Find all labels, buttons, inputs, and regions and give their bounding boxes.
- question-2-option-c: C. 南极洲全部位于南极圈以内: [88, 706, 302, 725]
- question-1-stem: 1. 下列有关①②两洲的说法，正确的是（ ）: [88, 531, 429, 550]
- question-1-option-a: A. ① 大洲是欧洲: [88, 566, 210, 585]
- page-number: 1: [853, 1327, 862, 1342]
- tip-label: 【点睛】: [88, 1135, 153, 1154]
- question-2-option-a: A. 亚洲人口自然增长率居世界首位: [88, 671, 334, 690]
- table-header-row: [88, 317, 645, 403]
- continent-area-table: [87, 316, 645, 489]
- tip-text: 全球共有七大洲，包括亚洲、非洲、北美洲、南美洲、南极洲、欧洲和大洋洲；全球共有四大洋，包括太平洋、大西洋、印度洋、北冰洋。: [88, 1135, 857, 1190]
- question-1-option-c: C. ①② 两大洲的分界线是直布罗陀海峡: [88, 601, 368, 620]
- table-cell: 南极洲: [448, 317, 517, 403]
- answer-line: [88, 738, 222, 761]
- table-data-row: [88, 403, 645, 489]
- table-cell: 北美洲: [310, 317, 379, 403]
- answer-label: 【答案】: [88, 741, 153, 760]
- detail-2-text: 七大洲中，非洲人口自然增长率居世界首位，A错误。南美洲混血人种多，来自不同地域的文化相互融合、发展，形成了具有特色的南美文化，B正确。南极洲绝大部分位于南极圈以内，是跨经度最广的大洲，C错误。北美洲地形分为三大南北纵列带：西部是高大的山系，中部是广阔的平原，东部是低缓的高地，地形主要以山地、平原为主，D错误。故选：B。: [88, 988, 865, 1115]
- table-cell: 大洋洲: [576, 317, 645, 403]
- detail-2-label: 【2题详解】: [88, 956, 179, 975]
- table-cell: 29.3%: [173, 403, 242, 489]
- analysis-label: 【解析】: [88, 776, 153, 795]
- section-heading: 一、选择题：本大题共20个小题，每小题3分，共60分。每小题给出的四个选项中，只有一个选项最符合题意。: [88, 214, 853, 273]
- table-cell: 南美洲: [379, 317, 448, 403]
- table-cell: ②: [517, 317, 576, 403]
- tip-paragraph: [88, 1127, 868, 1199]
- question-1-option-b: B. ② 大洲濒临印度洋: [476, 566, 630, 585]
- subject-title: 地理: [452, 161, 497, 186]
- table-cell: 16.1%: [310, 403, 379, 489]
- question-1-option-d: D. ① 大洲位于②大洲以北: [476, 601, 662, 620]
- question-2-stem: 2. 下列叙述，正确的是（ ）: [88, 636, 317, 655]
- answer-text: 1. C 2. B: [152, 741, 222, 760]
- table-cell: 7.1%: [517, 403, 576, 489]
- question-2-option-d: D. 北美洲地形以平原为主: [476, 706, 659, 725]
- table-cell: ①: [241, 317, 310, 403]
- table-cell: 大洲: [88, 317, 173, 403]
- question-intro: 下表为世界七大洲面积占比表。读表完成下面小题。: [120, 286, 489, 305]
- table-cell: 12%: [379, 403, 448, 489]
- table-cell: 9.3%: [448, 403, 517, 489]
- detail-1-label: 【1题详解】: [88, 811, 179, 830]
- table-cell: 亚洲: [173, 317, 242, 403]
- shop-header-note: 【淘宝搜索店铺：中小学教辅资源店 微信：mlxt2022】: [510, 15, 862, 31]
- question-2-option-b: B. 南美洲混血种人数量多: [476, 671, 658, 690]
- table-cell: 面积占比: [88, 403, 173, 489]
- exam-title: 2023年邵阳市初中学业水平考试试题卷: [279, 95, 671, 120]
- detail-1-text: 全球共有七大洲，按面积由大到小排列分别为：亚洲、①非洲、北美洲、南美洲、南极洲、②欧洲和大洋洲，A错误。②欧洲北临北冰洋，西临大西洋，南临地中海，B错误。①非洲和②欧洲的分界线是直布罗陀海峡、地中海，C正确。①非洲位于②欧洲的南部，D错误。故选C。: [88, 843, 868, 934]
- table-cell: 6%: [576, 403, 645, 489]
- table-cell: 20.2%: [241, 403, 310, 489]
_ _ _
* _EXERCISE DETAILS_:
Copy out the lines from the first one up to and including the line with "988, 865, 1115]", reproducing each character unchanged.

* _SOLUTION TO THIS PROBLEM_:
Find all labels, buttons, inputs, and regions and give their bounding boxes.
- question-2-option-c: C. 南极洲全部位于南极圈以内: [88, 706, 302, 725]
- question-1-stem: 1. 下列有关①②两洲的说法，正确的是（ ）: [88, 531, 429, 550]
- question-1-option-a: A. ① 大洲是欧洲: [88, 566, 210, 585]
- page-number: 1: [853, 1327, 862, 1342]
- tip-label: 【点睛】: [88, 1135, 153, 1154]
- question-2-option-a: A. 亚洲人口自然增长率居世界首位: [88, 671, 334, 690]
- table-header-row: [88, 317, 645, 403]
- continent-area-table: [87, 316, 645, 489]
- tip-text: 全球共有七大洲，包括亚洲、非洲、北美洲、南美洲、南极洲、欧洲和大洋洲；全球共有四大洋，包括太平洋、大西洋、印度洋、北冰洋。: [88, 1135, 857, 1190]
- question-1-option-c: C. ①② 两大洲的分界线是直布罗陀海峡: [88, 601, 368, 620]
- table-cell: 南极洲: [448, 317, 517, 403]
- answer-line: [88, 738, 222, 761]
- table-data-row: [88, 403, 645, 489]
- table-cell: 北美洲: [310, 317, 379, 403]
- answer-label: 【答案】: [88, 741, 153, 760]
- detail-2-text: 七大洲中，非洲人口自然增长率居世界首位，A错误。南美洲混血人种多，来自不同地域的文化相互融合、发展，形成了具有特色的南美文化，B正确。南极洲绝大部分位于南极圈以内，是跨经度最广的大洲，C错误。北美洲地形分为三大南北纵列带：西部是高大的山系，中部是广阔的平原，东部是低缓的高地，地形主要以山地、平原为主，D错误。故选：B。: [88, 988, 865, 1115]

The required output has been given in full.